THE EXERCISE: Repeat every line exactly, keeping the pictures out of the copy.
____ RECORDS
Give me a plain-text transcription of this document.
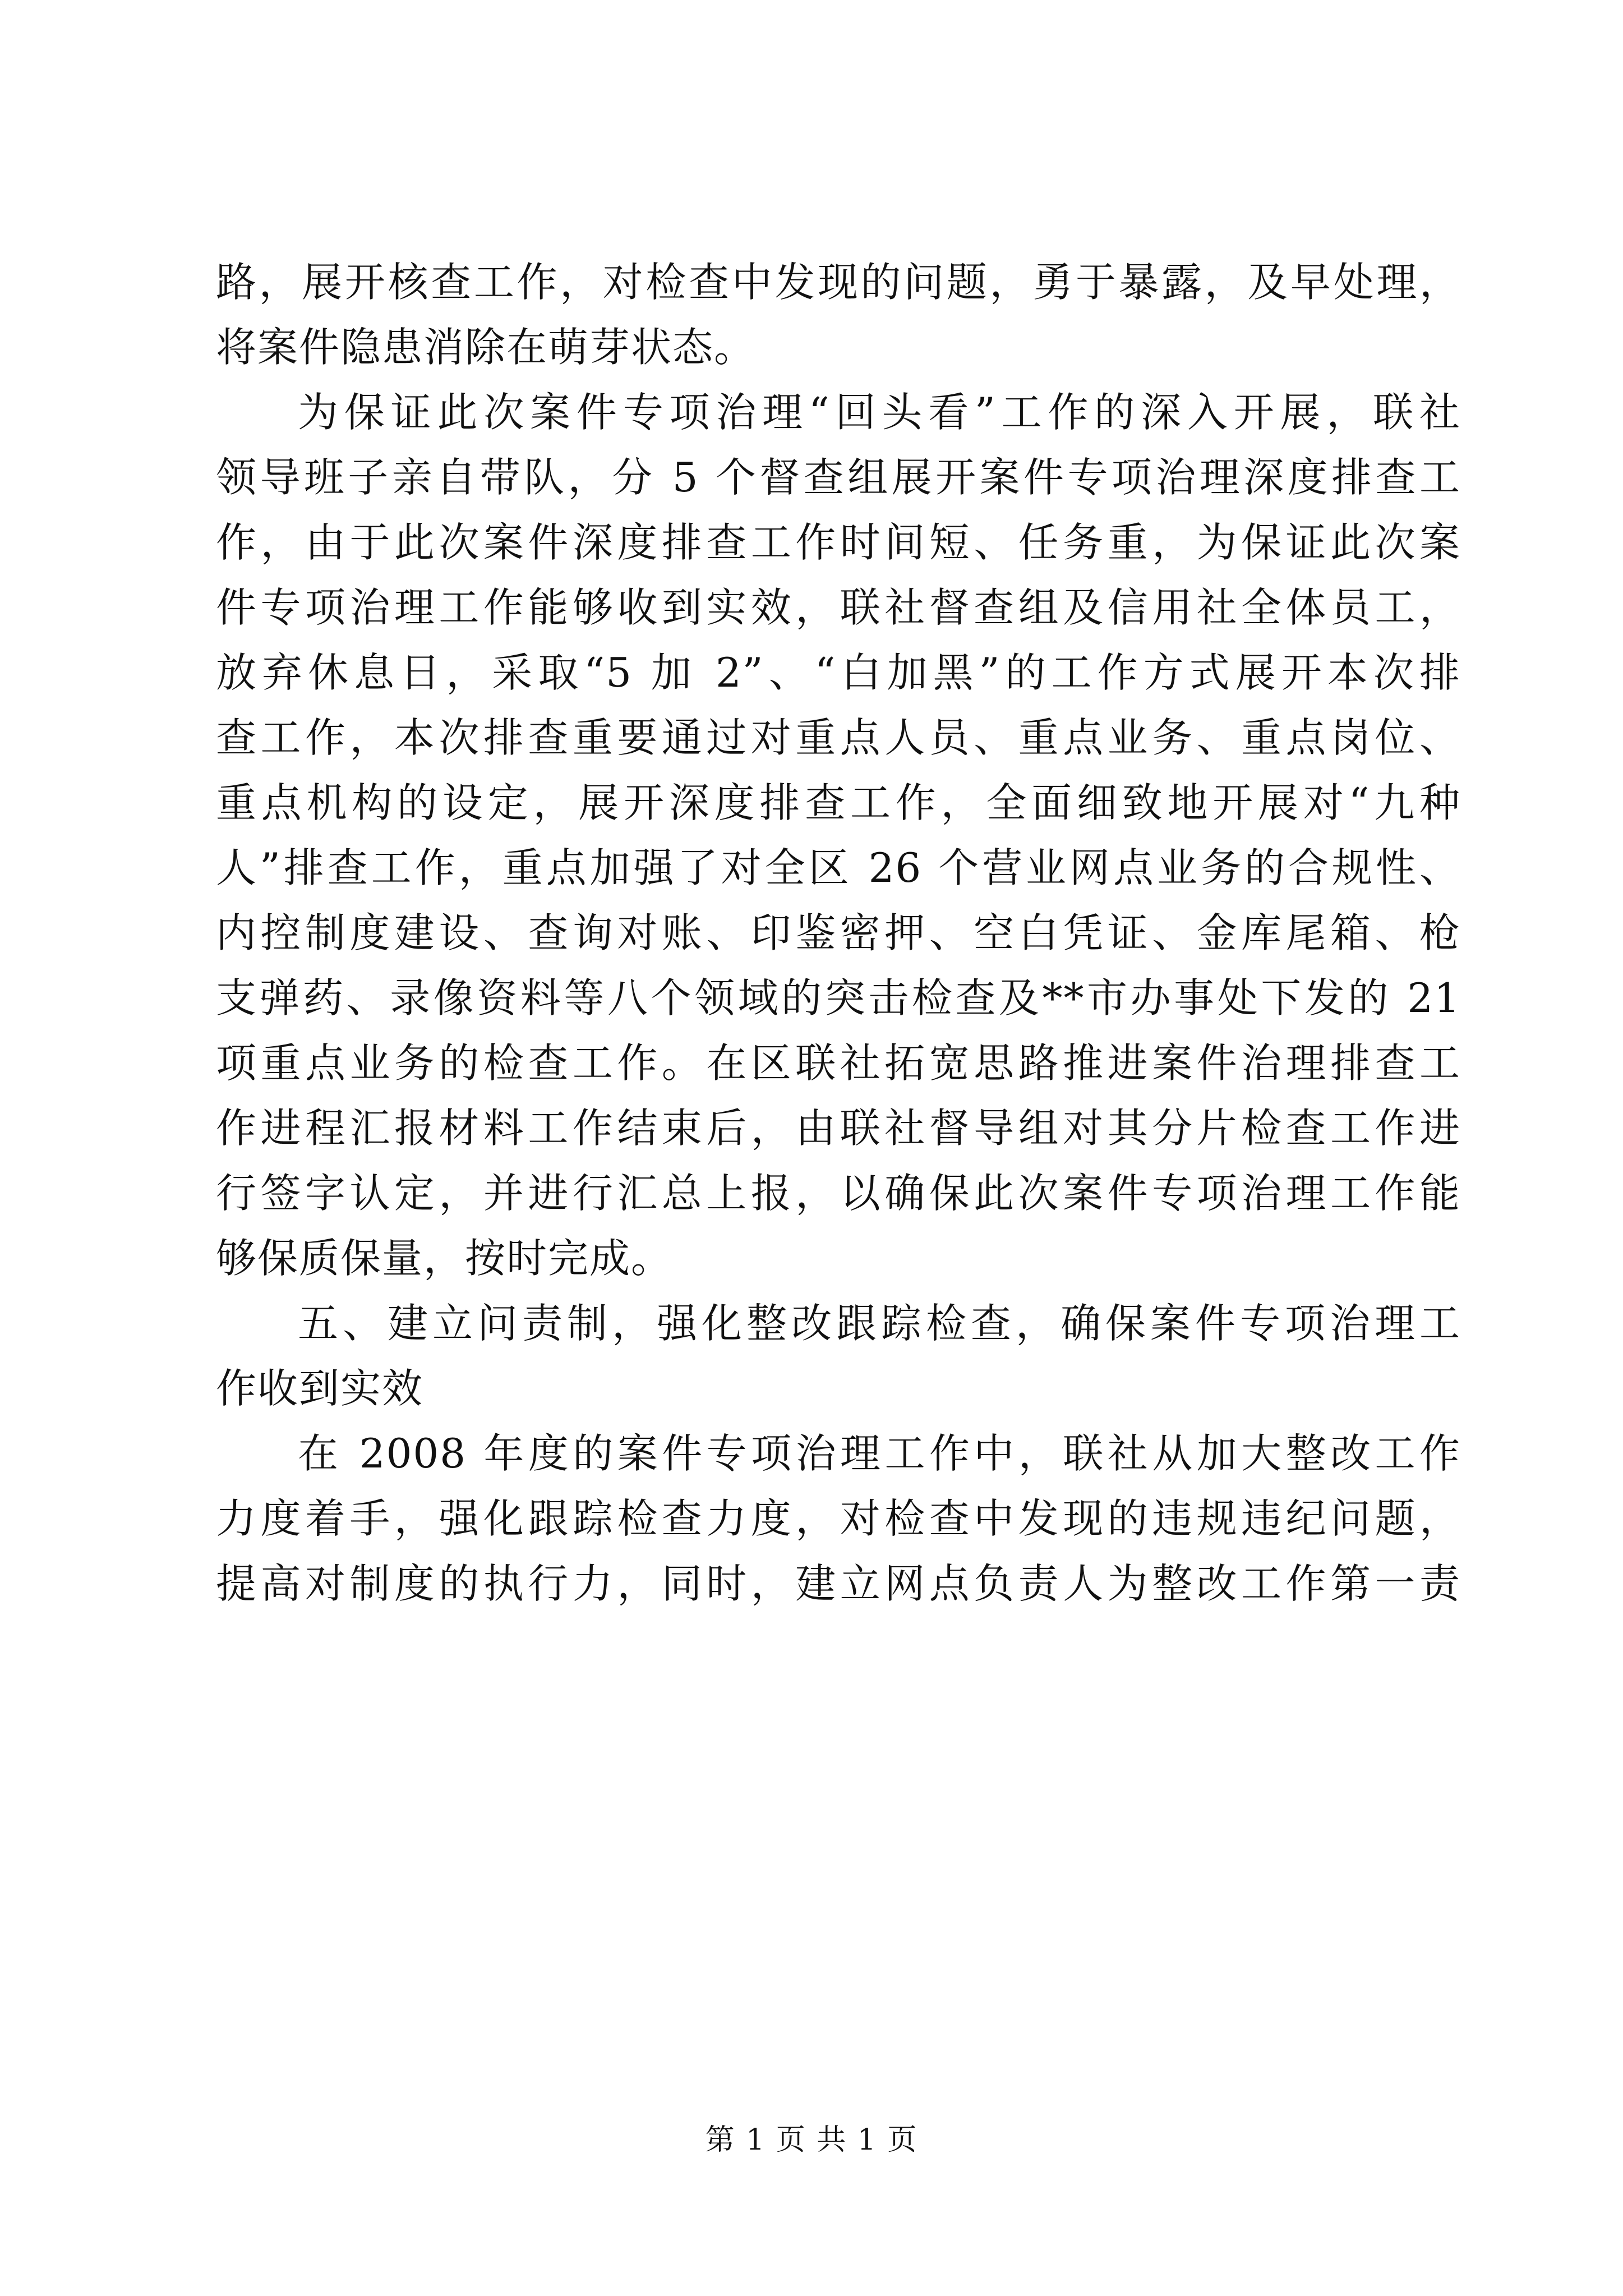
路，展开核查工作，对检查中发现的问题，勇于暴露，及早处理，
将案件隐患消除在萌芽状态。
为保证此次案件专项治理“回头看”工作的深入开展，联社
领导班子亲自带队，分 5 个督查组展开案件专项治理深度排查工
作，由于此次案件深度排查工作时间短、任务重，为保证此次案
件专项治理工作能够收到实效，联社督查组及信用社全体员工，
放弃休息日，采取“5 加 2”、“白加黑”的工作方式展开本次排
查工作，本次排查重要通过对重点人员、重点业务、重点岗位、
重点机构的设定，展开深度排查工作，全面细致地开展对“九种
人”排查工作，重点加强了对全区 26 个营业网点业务的合规性、
内控制度建设、查询对账、印鉴密押、空白凭证、金库尾箱、枪
支弹药、录像资料等八个领域的突击检查及**市办事处下发的 21
项重点业务的检查工作。在区联社拓宽思路推进案件治理排查工
作进程汇报材料工作结束后，由联社督导组对其分片检查工作进
行签字认定，并进行汇总上报，以确保此次案件专项治理工作能
够保质保量，按时完成。
五、建立问责制，强化整改跟踪检查，确保案件专项治理工
作收到实效
在 2008 年度的案件专项治理工作中，联社从加大整改工作
力度着手，强化跟踪检查力度，对检查中发现的违规违纪问题，
提高对制度的执行力，同时，建立网点负责人为整改工作第一责
第 1 页 共 1 页
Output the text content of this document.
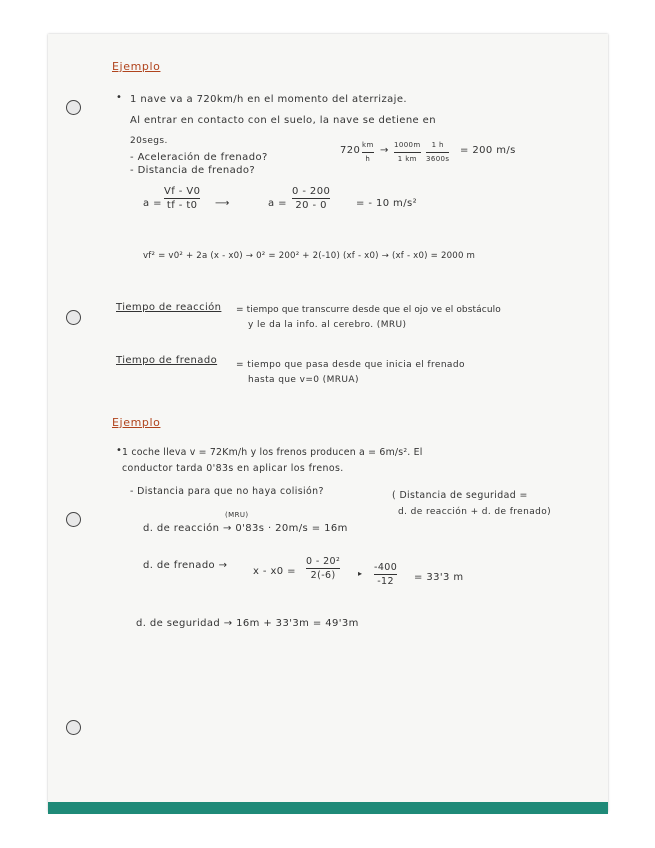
Ejemplo
• 1 nave va a 720km/h en el momento del aterrizaje.
Al entrar en contacto con el suelo, la nave se detiene en
20segs.
- Aceleración de frenado?
- Distancia de frenado?
720 km
h
→ 1000m
1 km
1 h
3600s
= 200 m/s
a =
Vf - V0
tf - t0 ⟶	a =
0 - 200
20 - 0	= - 10 m/s²
vf² = v0² + 2a (x - x0) → 0² = 200² + 2(-10) (xf - x0) → (xf - x0) = 2000 m
Tiempo de reacción = tiempo que transcurre desde que el ojo ve el obstáculo
y le da la info. al cerebro. (MRU)
Tiempo de frenado = tiempo que pasa desde que inicia el frenado
hasta que v=0 (MRUA)
Ejemplo
• 1 coche lleva v = 72Km/h y los frenos producen a = 6m/s². El
conductor tarda 0'83s en aplicar los frenos.
- Distancia para que no haya colisión?	( Distancia de seguridad =
d. de reacción + d. de frenado)
(MRU)
d. de reacción → 0'83s · 20m/s = 16m
d. de frenado →
x - x0 =
0 - 20²
2(-6)	▸
-400
-12 = 33'3 m
d. de seguridad → 16m + 33'3m = 49'3m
________
FINAL ANSWER:
Give me a plain-text transcription of this document.
路，展开核查工作，对检查中发现的问题，勇于暴露，及早处理，
将案件隐患消除在萌芽状态。
为保证此次案件专项治理“回头看”工作的深入开展，联社
领导班子亲自带队，分 5 个督查组展开案件专项治理深度排查工
作，由于此次案件深度排查工作时间短、任务重，为保证此次案
件专项治理工作能够收到实效，联社督查组及信用社全体员工，
放弃休息日，采取“5 加 2”、“白加黑”的工作方式展开本次排
查工作，本次排查重要通过对重点人员、重点业务、重点岗位、
重点机构的设定，展开深度排查工作，全面细致地开展对“九种
人”排查工作，重点加强了对全区 26 个营业网点业务的合规性、
内控制度建设、查询对账、印鉴密押、空白凭证、金库尾箱、枪
支弹药、录像资料等八个领域的突击检查及**市办事处下发的 21
项重点业务的检查工作。在区联社拓宽思路推进案件治理排查工
作进程汇报材料工作结束后，由联社督导组对其分片检查工作进
行签字认定，并进行汇总上报，以确保此次案件专项治理工作能
够保质保量，按时完成。
五、建立问责制，强化整改跟踪检查，确保案件专项治理工
作收到实效
在 2008 年度的案件专项治理工作中，联社从加大整改工作
力度着手，强化跟踪检查力度，对检查中发现的违规违纪问题，
提高对制度的执行力，同时，建立网点负责人为整改工作第一责
第 1 页 共 1 页
Output the text content of this document.
Ejemplo
• 1 nave va a 720km/h en el momento del aterrizaje.
Al entrar en contacto con el suelo, la nave se detiene en
20segs.
- Aceleración de frenado?
- Distancia de frenado?
720 km
h
→ 1000m
1 km
1 h
3600s
= 200 m/s
a =
Vf - V0
tf - t0 ⟶	a =
0 - 200
20 - 0	= - 10 m/s²
vf² = v0² + 2a (x - x0) → 0² = 200² + 2(-10) (xf - x0) → (xf - x0) = 2000 m
Tiempo de reacción = tiempo que transcurre desde que el ojo ve el obstáculo
y le da la info. al cerebro. (MRU)
Tiempo de frenado = tiempo que pasa desde que inicia el frenado
hasta que v=0 (MRUA)
Ejemplo
• 1 coche lleva v = 72Km/h y los frenos producen a = 6m/s². El
conductor tarda 0'83s en aplicar los frenos.
- Distancia para que no haya colisión?	( Distancia de seguridad =
d. de reacción + d. de frenado)
(MRU)
d. de reacción → 0'83s · 20m/s = 16m
d. de frenado →
x - x0 =
0 - 20²
2(-6)	▸
-400
-12 = 33'3 m
d. de seguridad → 16m + 33'3m = 49'3m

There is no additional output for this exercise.